[start]

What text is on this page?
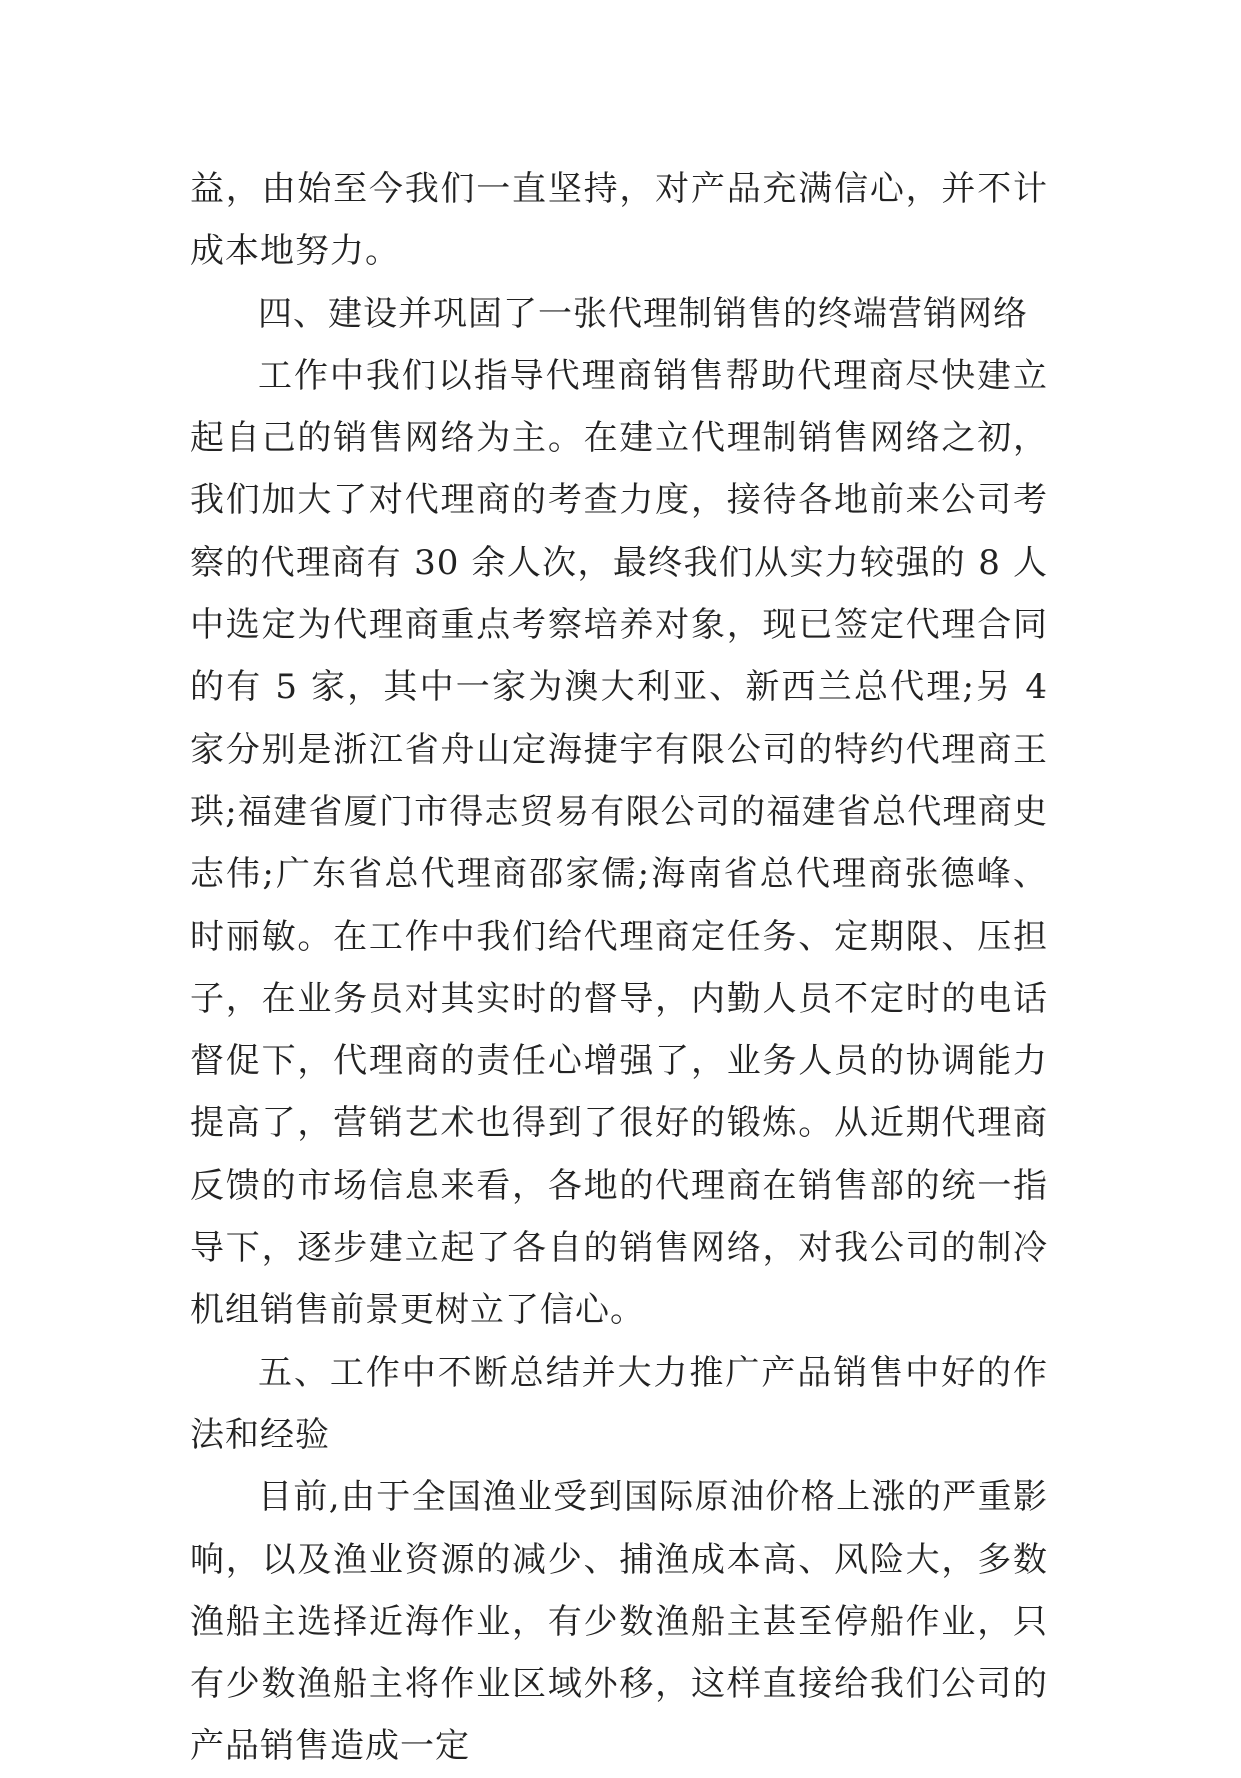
益，由始至今我们一直坚持，对产品充满信心，并不计成本地努力。

四、建设并巩固了一张代理制销售的终端营销网络

工作中我们以指导代理商销售帮助代理商尽快建立起自己的销售网络为主。在建立代理制销售网络之初，我们加大了对代理商的考查力度，接待各地前来公司考察的代理商有 30 余人次，最终我们从实力较强的 8 人中选定为代理商重点考察培养对象，现已签定代理合同的有 5 家，其中一家为澳大利亚、新西兰总代理;另 4 家分别是浙江省舟山定海捷宇有限公司的特约代理商王珙;福建省厦门市得志贸易有限公司的福建省总代理商史志伟;广东省总代理商邵家儒;海南省总代理商张德峰、时丽敏。在工作中我们给代理商定任务、定期限、压担子，在业务员对其实时的督导，内勤人员不定时的电话督促下，代理商的责任心增强了，业务人员的协调能力提高了，营销艺术也得到了很好的锻炼。从近期代理商反馈的市场信息来看，各地的代理商在销售部的统一指导下，逐步建立起了各自的销售网络，对我公司的制冷机组销售前景更树立了信心。

五、工作中不断总结并大力推广产品销售中好的作法和经验

目前,由于全国渔业受到国际原油价格上涨的严重影响，以及渔业资源的减少、捕渔成本高、风险大，多数渔船主选择近海作业，有少数渔船主甚至停船作业，只有少数渔船主将作业区域外移，这样直接给我们公司的产品销售造成一定
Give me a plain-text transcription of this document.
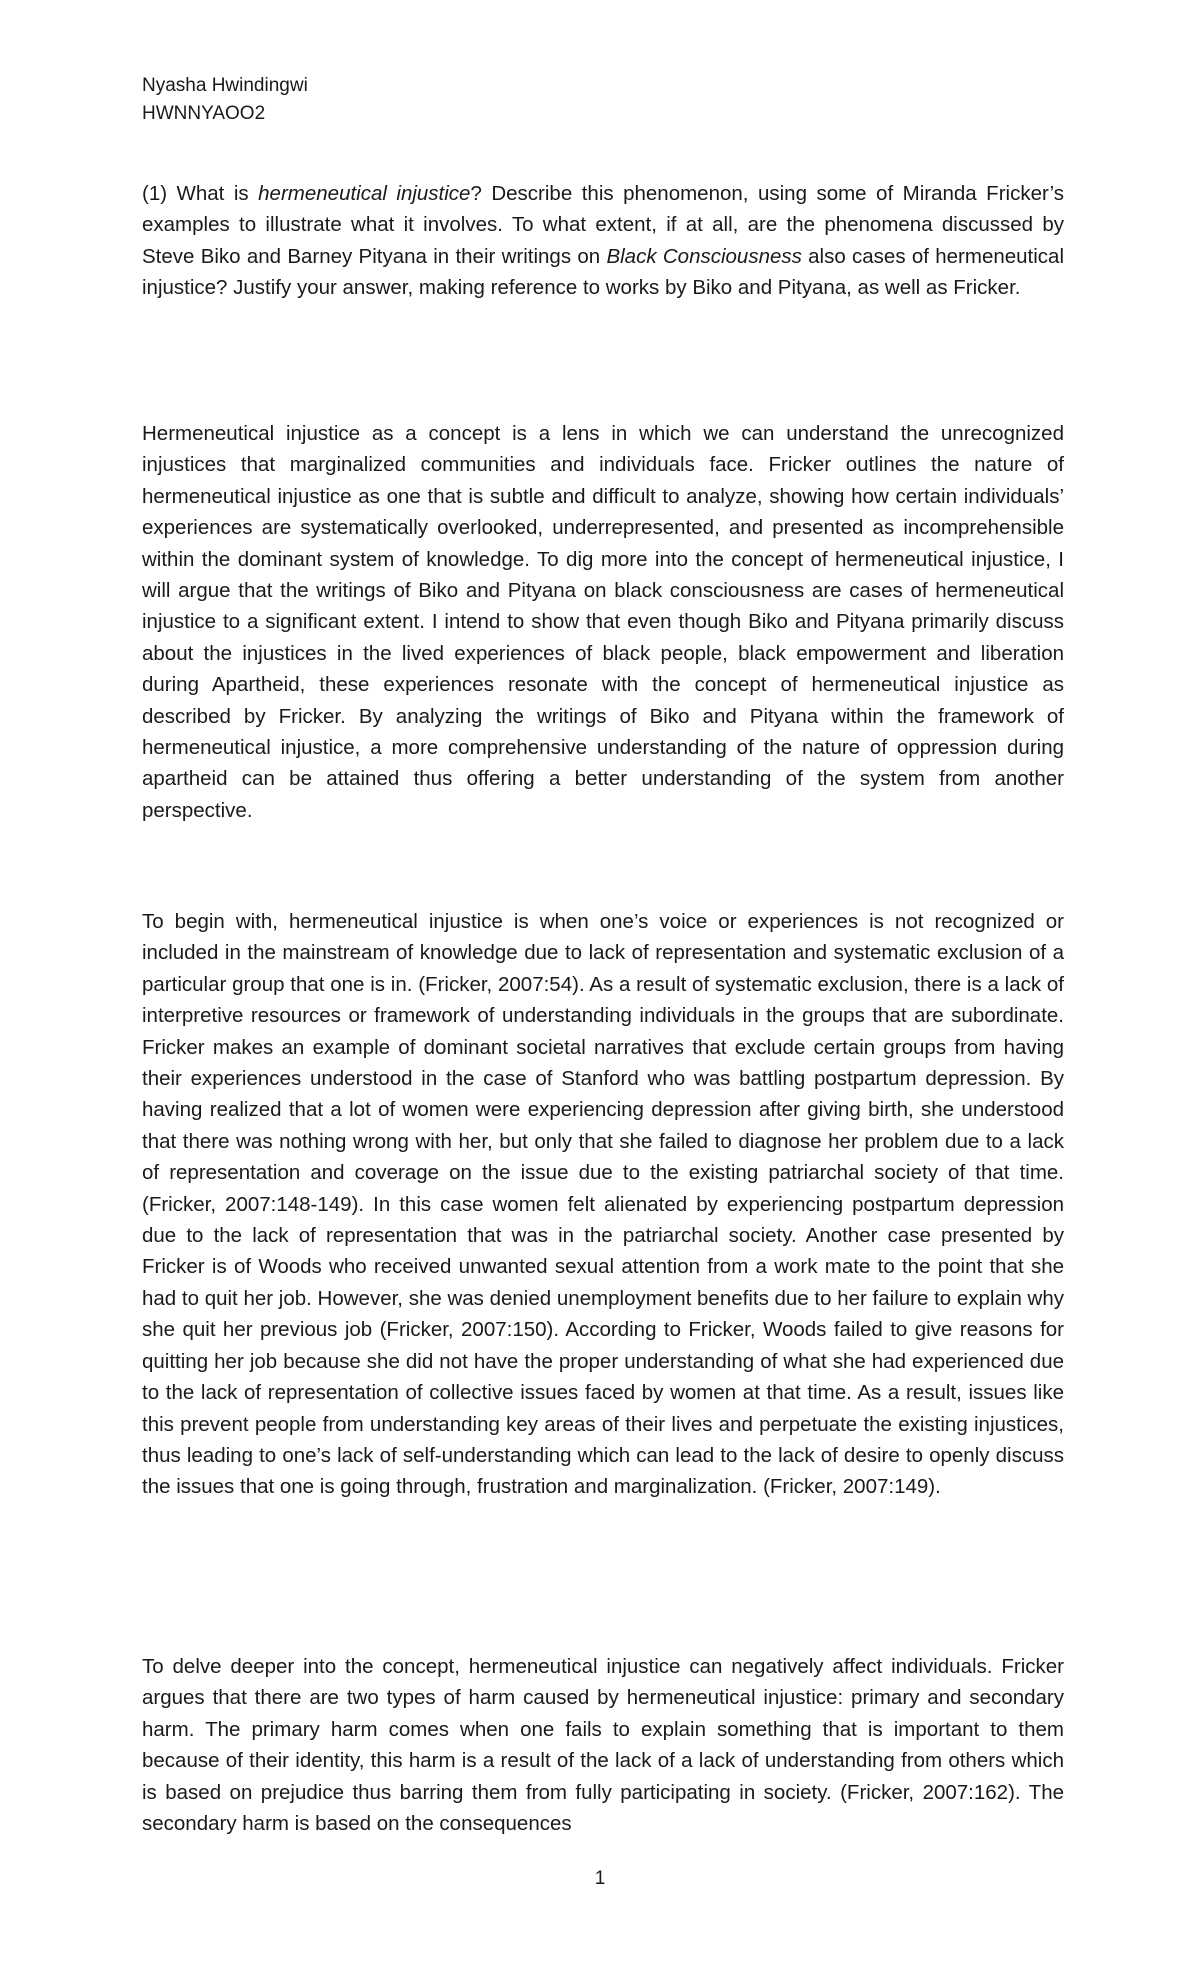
Nyasha Hwindingwi
HWNNYAOO2
(1) What is hermeneutical injustice? Describe this phenomenon, using some of Miranda Fricker’s examples to illustrate what it involves. To what extent, if at all, are the phenomena discussed by Steve Biko and Barney Pityana in their writings on Black Consciousness also cases of hermeneutical injustice? Justify your answer, making reference to works by Biko and Pityana, as well as Fricker.

Hermeneutical injustice as a concept is a lens in which we can understand the unrecognized injustices that marginalized communities and individuals face. Fricker outlines the nature of hermeneutical injustice as one that is subtle and difficult to analyze, showing how certain individuals’ experiences are systematically overlooked, underrepresented, and presented as incomprehensible within the dominant system of knowledge. To dig more into the concept of hermeneutical injustice, I will argue that the writings of Biko and Pityana on black consciousness are cases of hermeneutical injustice to a significant extent. I intend to show that even though Biko and Pityana primarily discuss about the injustices in the lived experiences of black people, black empowerment and liberation during Apartheid, these experiences resonate with the concept of hermeneutical injustice as described by Fricker. By analyzing the writings of Biko and Pityana within the framework of hermeneutical injustice, a more comprehensive understanding of the nature of oppression during apartheid can be attained thus offering a better understanding of the system from another perspective.

To begin with, hermeneutical injustice is when one’s voice or experiences is not recognized or included in the mainstream of knowledge due to lack of representation and systematic exclusion of a particular group that one is in. (Fricker, 2007:54). As a result of systematic exclusion, there is a lack of interpretive resources or framework of understanding individuals in the groups that are subordinate. Fricker makes an example of dominant societal narratives that exclude certain groups from having their experiences understood in the case of Stanford who was battling postpartum depression. By having realized that a lot of women were experiencing depression after giving birth, she understood that there was nothing wrong with her, but only that she failed to diagnose her problem due to a lack of representation and coverage on the issue due to the existing patriarchal society of that time. (Fricker, 2007:148-149). In this case women felt alienated by experiencing postpartum depression due to the lack of representation that was in the patriarchal society. Another case presented by Fricker is of Woods who received unwanted sexual attention from a work mate to the point that she had to quit her job. However, she was denied unemployment benefits due to her failure to explain why she quit her previous job (Fricker, 2007:150). According to Fricker, Woods failed to give reasons for quitting her job because she did not have the proper understanding of what she had experienced due to the lack of representation of collective issues faced by women at that time. As a result, issues like this prevent people from understanding key areas of their lives and perpetuate the existing injustices, thus leading to one’s lack of self-understanding which can lead to the lack of desire to openly discuss the issues that one is going through, frustration and marginalization. (Fricker, 2007:149).

To delve deeper into the concept, hermeneutical injustice can negatively affect individuals. Fricker argues that there are two types of harm caused by hermeneutical injustice: primary and secondary harm. The primary harm comes when one fails to explain something that is important to them because of their identity, this harm is a result of the lack of a lack of understanding from others which is based on prejudice thus barring them from fully participating in society. (Fricker, 2007:162). The secondary harm is based on the consequences

1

[end]

WORK TO BE COMPLETED: Exclude the images and reproduce the remaining data exactly.

SOLUTION:
What text is on this page?
益，由始至今我们一直坚持，对产品充满信心，并不计成本地努力。

四、建设并巩固了一张代理制销售的终端营销网络

工作中我们以指导代理商销售帮助代理商尽快建立起自己的销售网络为主。在建立代理制销售网络之初，我们加大了对代理商的考查力度，接待各地前来公司考察的代理商有 30 余人次，最终我们从实力较强的 8 人中选定为代理商重点考察培养对象，现已签定代理合同的有 5 家，其中一家为澳大利亚、新西兰总代理;另 4 家分别是浙江省舟山定海捷宇有限公司的特约代理商王珙;福建省厦门市得志贸易有限公司的福建省总代理商史志伟;广东省总代理商邵家儒;海南省总代理商张德峰、时丽敏。在工作中我们给代理商定任务、定期限、压担子，在业务员对其实时的督导，内勤人员不定时的电话督促下，代理商的责任心增强了，业务人员的协调能力提高了，营销艺术也得到了很好的锻炼。从近期代理商反馈的市场信息来看，各地的代理商在销售部的统一指导下，逐步建立起了各自的销售网络，对我公司的制冷机组销售前景更树立了信心。

五、工作中不断总结并大力推广产品销售中好的作法和经验

目前,由于全国渔业受到国际原油价格上涨的严重影响，以及渔业资源的减少、捕渔成本高、风险大，多数渔船主选择近海作业，有少数渔船主甚至停船作业，只有少数渔船主将作业区域外移，这样直接给我们公司的产品销售造成一定
Give me a plain-text transcription of this document.
Nyasha Hwindingwi
HWNNYAOO2
(1) What is hermeneutical injustice? Describe this phenomenon, using some of Miranda Fricker’s examples to illustrate what it involves. To what extent, if at all, are the phenomena discussed by Steve Biko and Barney Pityana in their writings on Black Consciousness also cases of hermeneutical injustice? Justify your answer, making reference to works by Biko and Pityana, as well as Fricker.

Hermeneutical injustice as a concept is a lens in which we can understand the unrecognized injustices that marginalized communities and individuals face. Fricker outlines the nature of hermeneutical injustice as one that is subtle and difficult to analyze, showing how certain individuals’ experiences are systematically overlooked, underrepresented, and presented as incomprehensible within the dominant system of knowledge. To dig more into the concept of hermeneutical injustice, I will argue that the writings of Biko and Pityana on black consciousness are cases of hermeneutical injustice to a significant extent. I intend to show that even though Biko and Pityana primarily discuss about the injustices in the lived experiences of black people, black empowerment and liberation during Apartheid, these experiences resonate with the concept of hermeneutical injustice as described by Fricker. By analyzing the writings of Biko and Pityana within the framework of hermeneutical injustice, a more comprehensive understanding of the nature of oppression during apartheid can be attained thus offering a better understanding of the system from another perspective.

To begin with, hermeneutical injustice is when one’s voice or experiences is not recognized or included in the mainstream of knowledge due to lack of representation and systematic exclusion of a particular group that one is in. (Fricker, 2007:54). As a result of systematic exclusion, there is a lack of interpretive resources or framework of understanding individuals in the groups that are subordinate. Fricker makes an example of dominant societal narratives that exclude certain groups from having their experiences understood in the case of Stanford who was battling postpartum depression. By having realized that a lot of women were experiencing depression after giving birth, she understood that there was nothing wrong with her, but only that she failed to diagnose her problem due to a lack of representation and coverage on the issue due to the existing patriarchal society of that time. (Fricker, 2007:148-149). In this case women felt alienated by experiencing postpartum depression due to the lack of representation that was in the patriarchal society. Another case presented by Fricker is of Woods who received unwanted sexual attention from a work mate to the point that she had to quit her job. However, she was denied unemployment benefits due to her failure to explain why she quit her previous job (Fricker, 2007:150). According to Fricker, Woods failed to give reasons for quitting her job because she did not have the proper understanding of what she had experienced due to the lack of representation of collective issues faced by women at that time. As a result, issues like this prevent people from understanding key areas of their lives and perpetuate the existing injustices, thus leading to one’s lack of self-understanding which can lead to the lack of desire to openly discuss the issues that one is going through, frustration and marginalization. (Fricker, 2007:149).

To delve deeper into the concept, hermeneutical injustice can negatively affect individuals. Fricker argues that there are two types of harm caused by hermeneutical injustice: primary and secondary harm. The primary harm comes when one fails to explain something that is important to them because of their identity, this harm is a result of the lack of a lack of understanding from others which is based on prejudice thus barring them from fully participating in society. (Fricker, 2007:162). The secondary harm is based on the consequences

1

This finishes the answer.